# YOUR GOAL
Work through the listing below and count the lines that hold "coloration". Answer with the number alone.

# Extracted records
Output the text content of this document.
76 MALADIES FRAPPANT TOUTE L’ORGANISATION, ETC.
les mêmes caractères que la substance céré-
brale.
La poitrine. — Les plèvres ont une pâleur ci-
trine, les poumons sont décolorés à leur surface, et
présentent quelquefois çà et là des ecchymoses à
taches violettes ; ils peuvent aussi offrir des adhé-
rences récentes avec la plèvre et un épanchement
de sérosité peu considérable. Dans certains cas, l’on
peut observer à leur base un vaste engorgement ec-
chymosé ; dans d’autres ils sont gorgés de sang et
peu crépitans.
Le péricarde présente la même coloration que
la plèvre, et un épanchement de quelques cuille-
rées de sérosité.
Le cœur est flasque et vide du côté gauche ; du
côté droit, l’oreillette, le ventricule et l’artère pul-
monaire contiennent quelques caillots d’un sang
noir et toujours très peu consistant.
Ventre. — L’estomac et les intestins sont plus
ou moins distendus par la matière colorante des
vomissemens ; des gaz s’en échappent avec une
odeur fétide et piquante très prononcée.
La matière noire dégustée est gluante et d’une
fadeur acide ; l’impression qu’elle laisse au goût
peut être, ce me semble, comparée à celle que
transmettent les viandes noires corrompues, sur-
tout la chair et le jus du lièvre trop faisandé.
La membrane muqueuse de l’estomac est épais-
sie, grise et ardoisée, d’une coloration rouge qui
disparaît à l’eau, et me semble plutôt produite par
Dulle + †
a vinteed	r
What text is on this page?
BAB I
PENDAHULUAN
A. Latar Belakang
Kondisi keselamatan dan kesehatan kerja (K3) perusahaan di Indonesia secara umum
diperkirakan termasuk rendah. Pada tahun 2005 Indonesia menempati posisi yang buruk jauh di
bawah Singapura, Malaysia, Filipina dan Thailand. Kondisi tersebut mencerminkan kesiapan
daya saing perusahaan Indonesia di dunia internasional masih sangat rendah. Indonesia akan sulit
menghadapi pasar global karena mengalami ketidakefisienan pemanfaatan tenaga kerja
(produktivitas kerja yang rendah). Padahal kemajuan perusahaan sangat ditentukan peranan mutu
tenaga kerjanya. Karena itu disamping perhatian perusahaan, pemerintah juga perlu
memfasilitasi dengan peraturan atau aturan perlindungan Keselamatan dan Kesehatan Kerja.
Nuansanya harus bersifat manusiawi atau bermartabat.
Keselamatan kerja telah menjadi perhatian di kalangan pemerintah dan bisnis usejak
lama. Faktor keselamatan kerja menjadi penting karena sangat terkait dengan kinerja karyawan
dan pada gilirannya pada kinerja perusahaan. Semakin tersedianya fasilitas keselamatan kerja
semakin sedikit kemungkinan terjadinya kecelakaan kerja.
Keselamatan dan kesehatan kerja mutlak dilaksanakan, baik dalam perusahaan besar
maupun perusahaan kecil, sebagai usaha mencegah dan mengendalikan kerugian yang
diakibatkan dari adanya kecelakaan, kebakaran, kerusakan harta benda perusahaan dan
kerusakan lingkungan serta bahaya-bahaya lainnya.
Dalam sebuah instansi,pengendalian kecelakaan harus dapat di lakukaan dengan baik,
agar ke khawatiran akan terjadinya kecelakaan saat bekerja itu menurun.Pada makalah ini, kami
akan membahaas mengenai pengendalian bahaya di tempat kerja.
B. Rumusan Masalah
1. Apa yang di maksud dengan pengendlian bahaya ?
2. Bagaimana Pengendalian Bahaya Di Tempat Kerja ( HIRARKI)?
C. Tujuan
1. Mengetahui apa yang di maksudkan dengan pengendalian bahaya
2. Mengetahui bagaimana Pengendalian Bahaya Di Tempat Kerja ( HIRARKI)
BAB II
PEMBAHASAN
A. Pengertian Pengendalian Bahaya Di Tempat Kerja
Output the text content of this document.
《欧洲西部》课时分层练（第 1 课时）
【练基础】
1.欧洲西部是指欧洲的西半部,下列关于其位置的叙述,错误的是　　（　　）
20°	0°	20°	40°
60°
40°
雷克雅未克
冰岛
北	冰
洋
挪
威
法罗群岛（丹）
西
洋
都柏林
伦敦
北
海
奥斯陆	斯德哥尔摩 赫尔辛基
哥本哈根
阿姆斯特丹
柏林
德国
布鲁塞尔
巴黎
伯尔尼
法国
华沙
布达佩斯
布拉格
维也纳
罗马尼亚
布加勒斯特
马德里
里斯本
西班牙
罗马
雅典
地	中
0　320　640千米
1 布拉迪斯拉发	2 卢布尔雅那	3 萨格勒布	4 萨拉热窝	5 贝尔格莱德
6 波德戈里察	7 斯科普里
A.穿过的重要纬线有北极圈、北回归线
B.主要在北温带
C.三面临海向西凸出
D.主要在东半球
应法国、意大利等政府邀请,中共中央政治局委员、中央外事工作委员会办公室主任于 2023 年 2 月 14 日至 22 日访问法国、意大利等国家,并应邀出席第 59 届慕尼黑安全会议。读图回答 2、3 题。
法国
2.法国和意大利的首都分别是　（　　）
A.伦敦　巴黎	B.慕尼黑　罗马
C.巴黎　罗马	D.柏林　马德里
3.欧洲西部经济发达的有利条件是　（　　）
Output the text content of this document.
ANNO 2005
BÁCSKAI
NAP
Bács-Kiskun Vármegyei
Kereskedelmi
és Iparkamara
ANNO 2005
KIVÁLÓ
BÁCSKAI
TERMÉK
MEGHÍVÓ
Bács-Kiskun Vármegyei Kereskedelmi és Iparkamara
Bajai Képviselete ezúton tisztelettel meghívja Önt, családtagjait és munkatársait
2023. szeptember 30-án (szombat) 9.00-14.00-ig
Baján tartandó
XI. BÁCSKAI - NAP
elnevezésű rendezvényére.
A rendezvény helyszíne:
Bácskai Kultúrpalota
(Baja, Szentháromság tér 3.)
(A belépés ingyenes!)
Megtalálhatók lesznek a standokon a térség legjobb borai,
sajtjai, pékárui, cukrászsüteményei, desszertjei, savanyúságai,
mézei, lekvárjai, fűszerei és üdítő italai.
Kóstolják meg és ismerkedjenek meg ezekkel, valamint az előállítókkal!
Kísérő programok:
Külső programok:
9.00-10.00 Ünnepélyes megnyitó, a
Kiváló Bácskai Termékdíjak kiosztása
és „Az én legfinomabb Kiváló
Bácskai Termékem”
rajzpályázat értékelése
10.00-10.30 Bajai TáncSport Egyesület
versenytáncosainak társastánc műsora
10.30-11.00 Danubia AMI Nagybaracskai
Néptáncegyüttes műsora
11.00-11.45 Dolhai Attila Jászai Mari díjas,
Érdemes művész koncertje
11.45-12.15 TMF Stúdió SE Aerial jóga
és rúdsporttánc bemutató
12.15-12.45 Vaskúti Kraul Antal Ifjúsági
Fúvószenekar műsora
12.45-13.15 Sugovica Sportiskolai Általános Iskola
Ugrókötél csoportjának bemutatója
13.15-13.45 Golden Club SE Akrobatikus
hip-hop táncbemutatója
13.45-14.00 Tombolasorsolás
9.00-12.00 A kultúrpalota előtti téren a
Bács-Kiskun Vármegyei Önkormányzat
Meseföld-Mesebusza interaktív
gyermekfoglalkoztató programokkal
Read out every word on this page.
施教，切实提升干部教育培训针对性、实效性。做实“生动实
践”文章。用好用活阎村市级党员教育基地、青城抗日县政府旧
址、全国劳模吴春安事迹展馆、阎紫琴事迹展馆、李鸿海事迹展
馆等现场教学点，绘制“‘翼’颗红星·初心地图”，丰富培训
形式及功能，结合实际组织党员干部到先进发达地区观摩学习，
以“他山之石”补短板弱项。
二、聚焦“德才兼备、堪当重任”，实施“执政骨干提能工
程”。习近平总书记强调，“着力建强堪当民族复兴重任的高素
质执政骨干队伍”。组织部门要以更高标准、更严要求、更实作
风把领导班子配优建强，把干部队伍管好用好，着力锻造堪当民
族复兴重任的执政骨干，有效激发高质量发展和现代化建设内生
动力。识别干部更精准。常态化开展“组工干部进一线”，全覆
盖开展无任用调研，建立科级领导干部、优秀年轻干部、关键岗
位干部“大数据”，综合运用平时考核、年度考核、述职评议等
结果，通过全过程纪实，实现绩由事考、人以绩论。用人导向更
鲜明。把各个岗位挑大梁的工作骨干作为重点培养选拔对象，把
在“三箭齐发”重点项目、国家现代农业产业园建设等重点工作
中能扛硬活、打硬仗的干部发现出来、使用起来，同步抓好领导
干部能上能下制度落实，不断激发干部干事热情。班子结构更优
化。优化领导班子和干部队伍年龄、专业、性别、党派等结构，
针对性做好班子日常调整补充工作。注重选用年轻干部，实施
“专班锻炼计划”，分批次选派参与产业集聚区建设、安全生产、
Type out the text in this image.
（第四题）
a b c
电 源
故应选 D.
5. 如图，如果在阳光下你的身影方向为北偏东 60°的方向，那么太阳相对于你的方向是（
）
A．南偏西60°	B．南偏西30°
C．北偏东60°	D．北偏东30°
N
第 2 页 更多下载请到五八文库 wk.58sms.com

# EXERCISE RESULT
2